EXTRACTED TEXT

- Developer: Egosoft
- Publishers: EU: Deep Silver; NA: Enlight; WW: Linux Game Publishing (Linux);
- Composer: Alexei Zakharov
- Series: X
- Engine: X3 Reality Engine/X TECH 2
- Platforms: Linux, Mac OS X, Windows
- Release: Windows EU: October 28, 2005; NA: November 10, 2005; Mac OS X WW: May 22, 2007 (Online); WW: June 2007; Linux WW: December 5, 2008; WW: May 14, 2013 (Steam);
- Genre: Space simulation
- Mode: Single-player

= X3: Reunion =

2005 single-player space trading and combat video game

X3: Reunion is a single-player space trading and combat video game developed by Egosoft and published by Deep Silver. It is the third installment in the X series and the sequel to X2: The Threat (2003), which in turn followed X: Beyond the Frontier (1999). X3: Reunion was released originally for Windows in 2005. The game was later ported to Mac OS X and Linux. A sequel based on the game was released, X3: Terran Conflict (2008), which received the standalone expansion X3: Albion Prelude (2011).

Egosoft have continued to expand and develop the game since release, adding new ships and equipment, a new kind of station, new modding tools, and a new series of missions. New material for the game – official and fan-made – is frequently released through Egosoft's official website.

TASKS TO COMPLETE
1. Besides X3: Reunion itself, which other titles does the X3: Reunion article name?
2. How would the sentence "The game was later ported to Mac OS X and Linux." from the X3: Reunion article read in Spanish?

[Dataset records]

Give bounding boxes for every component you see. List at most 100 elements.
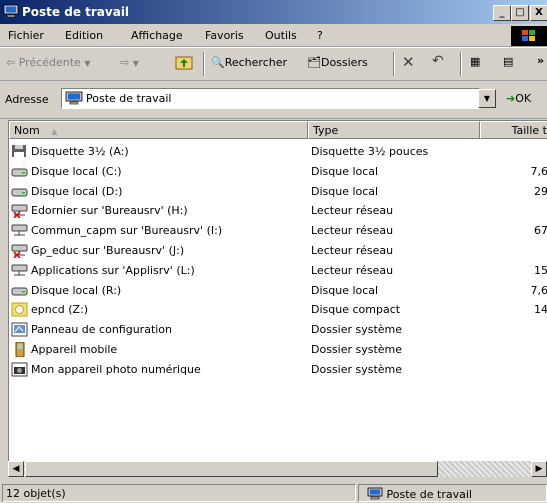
file-list[interactable]: Nom ▲ Type Taille t Disquette 3½ (A:) Di… — [8, 120, 547, 462]
my-computer-icon — [65, 91, 83, 105]
views-menu-button[interactable]: ▤ — [503, 55, 513, 68]
forward-button[interactable]: ⇨ ▼ — [120, 56, 139, 69]
list-item[interactable]: Commun_capm sur 'Bureausrv' (I:) Lecteur… — [9, 221, 547, 241]
toolbar-separator — [460, 52, 462, 76]
item-type: Lecteur réseau — [311, 243, 394, 257]
list-item[interactable]: Appareil mobile Dossier système — [9, 340, 547, 360]
cd-drive-icon — [11, 302, 28, 317]
address-dropdown-button[interactable]: ▼ — [478, 89, 496, 108]
menu-help[interactable]: ? — [317, 29, 323, 42]
status-bar: 12 objet(s) Poste de travail — [0, 482, 547, 503]
rows: Disquette 3½ (A:) Disquette 3½ pouces Di… — [9, 142, 547, 380]
item-type: Disque local — [311, 164, 379, 178]
item-name: Gp_educ sur 'Bureausrv' (J:) — [31, 243, 185, 257]
item-size: 29 — [534, 184, 547, 198]
toolbar: ⇦ Précédente ▼ ⇨ ▼ 🔍Rechercher 🗂Dossiers… — [0, 47, 547, 81]
menu-affichage[interactable]: Affichage — [131, 29, 183, 42]
search-button[interactable]: 🔍Rechercher — [211, 56, 287, 69]
sort-up-icon: ▲ — [51, 127, 58, 136]
folder-up-icon — [175, 56, 193, 70]
undo-button[interactable]: ↶ — [432, 53, 444, 69]
item-size: 7,6 — [530, 164, 547, 178]
arrow-right-icon: ▶ — [535, 464, 543, 474]
menu-outils[interactable]: Outils — [265, 29, 297, 42]
address-input[interactable]: Poste de travail — [61, 88, 480, 109]
scroll-right-button[interactable]: ▶ — [531, 461, 547, 477]
my-computer-icon — [367, 487, 383, 500]
horizontal-scrollbar[interactable]: ◀ ▶ — [8, 461, 547, 477]
item-name: Disquette 3½ (A:) — [31, 145, 129, 158]
item-size: 14 — [534, 303, 547, 317]
column-size-label: Taille t — [511, 124, 547, 137]
menu-bar: Fichier Edition Affichage Favoris Outils… — [0, 24, 547, 47]
status-count-pane: 12 objet(s) — [2, 484, 356, 502]
list-item[interactable]: Disque local (C:) Disque local 7,6 — [9, 162, 547, 182]
column-type-label: Type — [313, 124, 339, 137]
column-header-size[interactable]: Taille t — [480, 121, 547, 139]
list-item[interactable]: Gp_educ sur 'Bureausrv' (J:) Lecteur rés… — [9, 241, 547, 261]
arrow-left-icon: ◀ — [12, 464, 20, 474]
item-name: Panneau de configuration — [31, 323, 173, 337]
status-location: Poste de travail — [386, 488, 472, 501]
menu-fichier[interactable]: Fichier — [8, 29, 44, 42]
item-size: 67 — [534, 224, 547, 238]
title-bar[interactable]: Poste de travail _ □ X — [0, 0, 547, 24]
list-item[interactable]: Disque local (D:) Disque local 29 — [9, 182, 547, 202]
item-name: epncd (Z:) — [31, 303, 89, 317]
back-button[interactable]: ⇦ Précédente ▼ — [6, 56, 90, 69]
list-item[interactable]: Panneau de configuration Dossier système — [9, 320, 547, 340]
item-name: Disque local (R:) — [31, 283, 122, 297]
windows-logo-icon — [511, 26, 547, 46]
search-label: Rechercher — [224, 56, 287, 69]
item-type: Dossier système — [311, 323, 403, 337]
scroll-thumb[interactable] — [25, 461, 438, 477]
delete-button[interactable]: ✕ — [402, 53, 415, 71]
go-label: OK — [515, 92, 532, 105]
forward-arrow-icon: ⇨ — [120, 56, 130, 69]
folders-label: Dossiers — [320, 56, 368, 69]
column-header-name[interactable]: Nom ▲ — [9, 121, 308, 139]
column-name-label: Nom — [14, 124, 40, 137]
close-button[interactable]: X — [530, 5, 547, 21]
item-name: Appareil mobile — [31, 342, 118, 356]
toolbar-separator — [203, 52, 205, 76]
list-item[interactable]: Mon appareil photo numérique Dossier sys… — [9, 360, 547, 380]
scroll-left-button[interactable]: ◀ — [8, 461, 24, 477]
views-grid-icon: ▤ — [503, 55, 514, 68]
column-header-type[interactable]: Type — [308, 121, 480, 139]
up-folder-button[interactable] — [175, 54, 193, 73]
back-arrow-icon: ⇦ — [6, 56, 16, 69]
minimize-button[interactable]: _ — [493, 5, 511, 21]
item-type: Lecteur réseau — [311, 224, 394, 238]
toolbar-overflow-button[interactable]: » — [537, 54, 544, 67]
item-type: Dossier système — [311, 342, 403, 356]
item-type: Disque local — [311, 283, 379, 297]
list-item[interactable]: Disque local (R:) Disque local 7,6 — [9, 281, 547, 301]
go-button[interactable]: ➜OK — [506, 92, 531, 105]
folders-button[interactable]: 🗂Dossiers — [307, 56, 368, 69]
camera-icon — [11, 362, 28, 377]
list-item[interactable]: Disquette 3½ (A:) Disquette 3½ pouces — [9, 142, 547, 162]
item-size: 7,6 — [530, 283, 547, 297]
network-drive-disconnected-icon — [11, 204, 28, 219]
chevron-down-icon: ▼ — [84, 59, 91, 68]
item-name: Edornier sur 'Bureausrv' (H:) — [31, 204, 188, 218]
network-drive-icon — [11, 224, 28, 236]
menu-favoris[interactable]: Favoris — [205, 29, 244, 42]
list-item[interactable]: epncd (Z:) Disque compact 14 — [9, 300, 547, 320]
network-drive-disconnected-icon — [11, 244, 28, 258]
list-item[interactable]: Applications sur 'Applisrv' (L:) Lecteur… — [9, 261, 547, 281]
item-type: Disque local — [311, 184, 379, 198]
item-size: 15 — [534, 263, 547, 277]
menu-edition[interactable]: Edition — [65, 29, 103, 42]
toolbar-separator — [393, 52, 395, 76]
list-item[interactable]: Edornier sur 'Bureausrv' (H:) Lecteur ré… — [9, 201, 547, 221]
item-name: Disque local (D:) — [31, 184, 123, 198]
my-computer-icon — [3, 4, 19, 18]
mobile-device-icon — [15, 341, 25, 357]
item-name: Commun_capm sur 'Bureausrv' (I:) — [31, 224, 223, 238]
item-type: Disquette 3½ pouces — [311, 145, 429, 158]
views-button[interactable]: ▦ — [470, 55, 480, 68]
item-name: Applications sur 'Applisrv' (L:) — [31, 263, 195, 277]
maximize-button[interactable]: □ — [511, 5, 529, 21]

ANSWERS TO EACH TASK
1.
- X2: The Threat
- X: Beyond the Frontier
- X3: Terran Conflict
- X3: Albion Prelude

2. Más tarde, el juego fue portado a Mac OS X y Linux.